Requirement
Nothing should differ. Repeat every record as written.

# # # # # # #

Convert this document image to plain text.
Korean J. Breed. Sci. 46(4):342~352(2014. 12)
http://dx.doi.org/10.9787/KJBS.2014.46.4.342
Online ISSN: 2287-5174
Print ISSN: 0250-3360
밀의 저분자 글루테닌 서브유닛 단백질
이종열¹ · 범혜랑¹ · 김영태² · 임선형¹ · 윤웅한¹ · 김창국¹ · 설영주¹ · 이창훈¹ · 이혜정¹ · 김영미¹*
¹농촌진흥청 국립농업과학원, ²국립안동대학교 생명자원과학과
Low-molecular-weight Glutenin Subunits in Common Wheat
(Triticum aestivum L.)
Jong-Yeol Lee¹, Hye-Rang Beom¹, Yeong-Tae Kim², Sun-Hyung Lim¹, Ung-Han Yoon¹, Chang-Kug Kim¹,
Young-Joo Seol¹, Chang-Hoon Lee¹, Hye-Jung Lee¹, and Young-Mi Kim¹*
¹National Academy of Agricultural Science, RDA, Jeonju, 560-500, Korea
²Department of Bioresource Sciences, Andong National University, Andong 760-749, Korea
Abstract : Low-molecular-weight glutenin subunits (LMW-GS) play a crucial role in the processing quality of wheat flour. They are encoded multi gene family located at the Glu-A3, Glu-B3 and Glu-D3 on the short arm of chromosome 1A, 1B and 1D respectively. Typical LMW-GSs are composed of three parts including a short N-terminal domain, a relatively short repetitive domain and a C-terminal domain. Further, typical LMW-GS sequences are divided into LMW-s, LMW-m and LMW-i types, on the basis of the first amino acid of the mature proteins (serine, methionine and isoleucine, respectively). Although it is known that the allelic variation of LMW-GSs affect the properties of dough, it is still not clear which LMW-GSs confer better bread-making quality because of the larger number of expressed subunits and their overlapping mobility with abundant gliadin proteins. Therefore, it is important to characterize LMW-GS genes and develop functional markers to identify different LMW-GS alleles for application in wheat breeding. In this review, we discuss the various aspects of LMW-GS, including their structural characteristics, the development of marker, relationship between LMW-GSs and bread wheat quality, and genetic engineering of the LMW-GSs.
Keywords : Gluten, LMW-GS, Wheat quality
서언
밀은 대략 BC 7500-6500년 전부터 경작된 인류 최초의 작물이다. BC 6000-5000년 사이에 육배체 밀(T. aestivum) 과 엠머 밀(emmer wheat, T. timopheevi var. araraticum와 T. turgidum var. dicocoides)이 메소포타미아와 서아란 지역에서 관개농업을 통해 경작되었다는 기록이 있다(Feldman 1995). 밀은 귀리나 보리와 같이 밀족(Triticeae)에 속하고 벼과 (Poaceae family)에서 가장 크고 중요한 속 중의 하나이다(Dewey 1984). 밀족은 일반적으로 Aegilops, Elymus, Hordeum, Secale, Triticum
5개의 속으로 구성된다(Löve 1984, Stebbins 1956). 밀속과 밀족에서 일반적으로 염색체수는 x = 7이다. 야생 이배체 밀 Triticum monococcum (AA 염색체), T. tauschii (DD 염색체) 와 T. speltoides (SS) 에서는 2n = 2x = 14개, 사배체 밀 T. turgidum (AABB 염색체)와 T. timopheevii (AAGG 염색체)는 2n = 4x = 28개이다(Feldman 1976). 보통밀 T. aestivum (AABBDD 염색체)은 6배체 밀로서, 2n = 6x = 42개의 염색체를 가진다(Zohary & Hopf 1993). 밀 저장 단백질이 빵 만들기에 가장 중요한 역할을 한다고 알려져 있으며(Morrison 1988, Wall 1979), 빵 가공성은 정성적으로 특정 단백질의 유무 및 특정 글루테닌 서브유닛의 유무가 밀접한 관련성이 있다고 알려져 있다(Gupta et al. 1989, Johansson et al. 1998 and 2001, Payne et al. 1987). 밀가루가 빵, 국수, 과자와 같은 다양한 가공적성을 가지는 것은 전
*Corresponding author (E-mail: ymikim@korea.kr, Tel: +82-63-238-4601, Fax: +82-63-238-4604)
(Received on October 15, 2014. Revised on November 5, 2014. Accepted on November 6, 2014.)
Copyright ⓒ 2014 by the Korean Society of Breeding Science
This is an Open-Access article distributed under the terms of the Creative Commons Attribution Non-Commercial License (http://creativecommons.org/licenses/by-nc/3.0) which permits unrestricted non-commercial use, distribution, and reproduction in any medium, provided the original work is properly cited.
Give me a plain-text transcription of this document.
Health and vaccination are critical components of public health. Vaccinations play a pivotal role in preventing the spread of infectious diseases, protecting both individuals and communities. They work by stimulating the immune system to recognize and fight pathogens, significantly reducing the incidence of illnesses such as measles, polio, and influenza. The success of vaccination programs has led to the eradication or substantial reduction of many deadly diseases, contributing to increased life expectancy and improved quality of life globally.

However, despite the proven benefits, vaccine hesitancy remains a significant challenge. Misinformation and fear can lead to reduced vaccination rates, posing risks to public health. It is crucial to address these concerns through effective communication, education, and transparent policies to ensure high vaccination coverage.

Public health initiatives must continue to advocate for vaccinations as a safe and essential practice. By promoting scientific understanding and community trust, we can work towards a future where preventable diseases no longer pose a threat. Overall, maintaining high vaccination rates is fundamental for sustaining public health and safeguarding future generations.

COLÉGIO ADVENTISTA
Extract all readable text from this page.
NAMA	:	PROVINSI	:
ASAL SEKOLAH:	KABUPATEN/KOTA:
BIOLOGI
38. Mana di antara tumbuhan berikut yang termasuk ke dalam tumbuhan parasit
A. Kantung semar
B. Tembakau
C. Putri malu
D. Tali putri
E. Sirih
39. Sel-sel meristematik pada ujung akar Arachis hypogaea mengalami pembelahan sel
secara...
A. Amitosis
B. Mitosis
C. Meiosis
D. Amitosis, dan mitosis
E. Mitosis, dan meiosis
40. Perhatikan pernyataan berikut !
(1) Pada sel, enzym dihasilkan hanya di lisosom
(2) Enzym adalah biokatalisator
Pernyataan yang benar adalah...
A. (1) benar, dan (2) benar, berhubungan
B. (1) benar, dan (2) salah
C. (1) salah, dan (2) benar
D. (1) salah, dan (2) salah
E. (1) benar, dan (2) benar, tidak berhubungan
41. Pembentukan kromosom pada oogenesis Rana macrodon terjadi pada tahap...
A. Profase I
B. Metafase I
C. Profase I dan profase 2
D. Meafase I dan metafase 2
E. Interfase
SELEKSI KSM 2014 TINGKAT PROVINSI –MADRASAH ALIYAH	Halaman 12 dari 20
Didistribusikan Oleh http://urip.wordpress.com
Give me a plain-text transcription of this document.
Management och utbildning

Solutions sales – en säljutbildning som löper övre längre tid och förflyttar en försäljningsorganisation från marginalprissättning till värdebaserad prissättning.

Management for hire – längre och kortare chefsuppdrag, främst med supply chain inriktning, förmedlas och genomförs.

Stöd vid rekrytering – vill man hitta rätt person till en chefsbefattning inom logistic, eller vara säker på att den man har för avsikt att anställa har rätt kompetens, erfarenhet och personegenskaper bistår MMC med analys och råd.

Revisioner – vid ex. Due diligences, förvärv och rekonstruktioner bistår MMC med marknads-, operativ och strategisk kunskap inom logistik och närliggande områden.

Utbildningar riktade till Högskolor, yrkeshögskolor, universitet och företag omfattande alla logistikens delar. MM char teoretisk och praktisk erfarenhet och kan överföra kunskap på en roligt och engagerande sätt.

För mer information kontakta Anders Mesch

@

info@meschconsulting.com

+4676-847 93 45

# # # # # # #

Answer
Convert this document image to plain text.
Korean J. Breed. Sci. 46(4):342~352(2014. 12)
http://dx.doi.org/10.9787/KJBS.2014.46.4.342
Online ISSN: 2287-5174
Print ISSN: 0250-3360
밀의 저분자 글루테닌 서브유닛 단백질
이종열¹ · 범혜랑¹ · 김영태² · 임선형¹ · 윤웅한¹ · 김창국¹ · 설영주¹ · 이창훈¹ · 이혜정¹ · 김영미¹*
¹농촌진흥청 국립농업과학원, ²국립안동대학교 생명자원과학과
Low-molecular-weight Glutenin Subunits in Common Wheat
(Triticum aestivum L.)
Jong-Yeol Lee¹, Hye-Rang Beom¹, Yeong-Tae Kim², Sun-Hyung Lim¹, Ung-Han Yoon¹, Chang-Kug Kim¹,
Young-Joo Seol¹, Chang-Hoon Lee¹, Hye-Jung Lee¹, and Young-Mi Kim¹*
¹National Academy of Agricultural Science, RDA, Jeonju, 560-500, Korea
²Department of Bioresource Sciences, Andong National University, Andong 760-749, Korea
Abstract : Low-molecular-weight glutenin subunits (LMW-GS) play a crucial role in the processing quality of wheat flour. They are encoded multi gene family located at the Glu-A3, Glu-B3 and Glu-D3 on the short arm of chromosome 1A, 1B and 1D respectively. Typical LMW-GSs are composed of three parts including a short N-terminal domain, a relatively short repetitive domain and a C-terminal domain. Further, typical LMW-GS sequences are divided into LMW-s, LMW-m and LMW-i types, on the basis of the first amino acid of the mature proteins (serine, methionine and isoleucine, respectively). Although it is known that the allelic variation of LMW-GSs affect the properties of dough, it is still not clear which LMW-GSs confer better bread-making quality because of the larger number of expressed subunits and their overlapping mobility with abundant gliadin proteins. Therefore, it is important to characterize LMW-GS genes and develop functional markers to identify different LMW-GS alleles for application in wheat breeding. In this review, we discuss the various aspects of LMW-GS, including their structural characteristics, the development of marker, relationship between LMW-GSs and bread wheat quality, and genetic engineering of the LMW-GSs.
Keywords : Gluten, LMW-GS, Wheat quality
서언
밀은 대략 BC 7500-6500년 전부터 경작된 인류 최초의 작물이다. BC 6000-5000년 사이에 육배체 밀(T. aestivum) 과 엠머 밀(emmer wheat, T. timopheevi var. araraticum와 T. turgidum var. dicocoides)이 메소포타미아와 서아란 지역에서 관개농업을 통해 경작되었다는 기록이 있다(Feldman 1995). 밀은 귀리나 보리와 같이 밀족(Triticeae)에 속하고 벼과 (Poaceae family)에서 가장 크고 중요한 속 중의 하나이다(Dewey 1984). 밀족은 일반적으로 Aegilops, Elymus, Hordeum, Secale, Triticum
5개의 속으로 구성된다(Löve 1984, Stebbins 1956). 밀속과 밀족에서 일반적으로 염색체수는 x = 7이다. 야생 이배체 밀 Triticum monococcum (AA 염색체), T. tauschii (DD 염색체) 와 T. speltoides (SS) 에서는 2n = 2x = 14개, 사배체 밀 T. turgidum (AABB 염색체)와 T. timopheevii (AAGG 염색체)는 2n = 4x = 28개이다(Feldman 1976). 보통밀 T. aestivum (AABBDD 염색체)은 6배체 밀로서, 2n = 6x = 42개의 염색체를 가진다(Zohary & Hopf 1993). 밀 저장 단백질이 빵 만들기에 가장 중요한 역할을 한다고 알려져 있으며(Morrison 1988, Wall 1979), 빵 가공성은 정성적으로 특정 단백질의 유무 및 특정 글루테닌 서브유닛의 유무가 밀접한 관련성이 있다고 알려져 있다(Gupta et al. 1989, Johansson et al. 1998 and 2001, Payne et al. 1987). 밀가루가 빵, 국수, 과자와 같은 다양한 가공적성을 가지는 것은 전
*Corresponding author (E-mail: ymikim@korea.kr, Tel: +82-63-238-4601, Fax: +82-63-238-4604)
(Received on October 15, 2014. Revised on November 5, 2014. Accepted on November 6, 2014.)
Copyright ⓒ 2014 by the Korean Society of Breeding Science
This is an Open-Access article distributed under the terms of the Creative Commons Attribution Non-Commercial License (http://creativecommons.org/licenses/by-nc/3.0) which permits unrestricted non-commercial use, distribution, and reproduction in any medium, provided the original work is properly cited.
Give me a plain-text transcription of this document.
Health and vaccination are critical components of public health. Vaccinations play a pivotal role in preventing the spread of infectious diseases, protecting both individuals and communities. They work by stimulating the immune system to recognize and fight pathogens, significantly reducing the incidence of illnesses such as measles, polio, and influenza. The success of vaccination programs has led to the eradication or substantial reduction of many deadly diseases, contributing to increased life expectancy and improved quality of life globally.

However, despite the proven benefits, vaccine hesitancy remains a significant challenge. Misinformation and fear can lead to reduced vaccination rates, posing risks to public health. It is crucial to address these concerns through effective communication, education, and transparent policies to ensure high vaccination coverage.

Public health initiatives must continue to advocate for vaccinations as a safe and essential practice. By promoting scientific understanding and community trust, we can work towards a future where preventable diseases no longer pose a threat. Overall, maintaining high vaccination rates is fundamental for sustaining public health and safeguarding future generations.

COLÉGIO ADVENTISTA
Extract all readable text from this page.
NAMA	:	PROVINSI	:
ASAL SEKOLAH:	KABUPATEN/KOTA:
BIOLOGI
38. Mana di antara tumbuhan berikut yang termasuk ke dalam tumbuhan parasit
A. Kantung semar
B. Tembakau
C. Putri malu
D. Tali putri
E. Sirih
39. Sel-sel meristematik pada ujung akar Arachis hypogaea mengalami pembelahan sel
secara...
A. Amitosis
B. Mitosis
C. Meiosis
D. Amitosis, dan mitosis
E. Mitosis, dan meiosis
40. Perhatikan pernyataan berikut !
(1) Pada sel, enzym dihasilkan hanya di lisosom
(2) Enzym adalah biokatalisator
Pernyataan yang benar adalah...
A. (1) benar, dan (2) benar, berhubungan
B. (1) benar, dan (2) salah
C. (1) salah, dan (2) benar
D. (1) salah, dan (2) salah
E. (1) benar, dan (2) benar, tidak berhubungan
41. Pembentukan kromosom pada oogenesis Rana macrodon terjadi pada tahap...
A. Profase I
B. Metafase I
C. Profase I dan profase 2
D. Meafase I dan metafase 2
E. Interfase
SELEKSI KSM 2014 TINGKAT PROVINSI –MADRASAH ALIYAH	Halaman 12 dari 20
Didistribusikan Oleh http://urip.wordpress.com
Give me a plain-text transcription of this document.
Management och utbildning

Solutions sales – en säljutbildning som löper övre längre tid och förflyttar en försäljningsorganisation från marginalprissättning till värdebaserad prissättning.

Management for hire – längre och kortare chefsuppdrag, främst med supply chain inriktning, förmedlas och genomförs.

Stöd vid rekrytering – vill man hitta rätt person till en chefsbefattning inom logistic, eller vara säker på att den man har för avsikt att anställa har rätt kompetens, erfarenhet och personegenskaper bistår MMC med analys och råd.

Revisioner – vid ex. Due diligences, förvärv och rekonstruktioner bistår MMC med marknads-, operativ och strategisk kunskap inom logistik och närliggande områden.

Utbildningar riktade till Högskolor, yrkeshögskolor, universitet och företag omfattande alla logistikens delar. MM char teoretisk och praktisk erfarenhet och kan överföra kunskap på en roligt och engagerande sätt.

För mer information kontakta Anders Mesch

@

info@meschconsulting.com

+4676-847 93 45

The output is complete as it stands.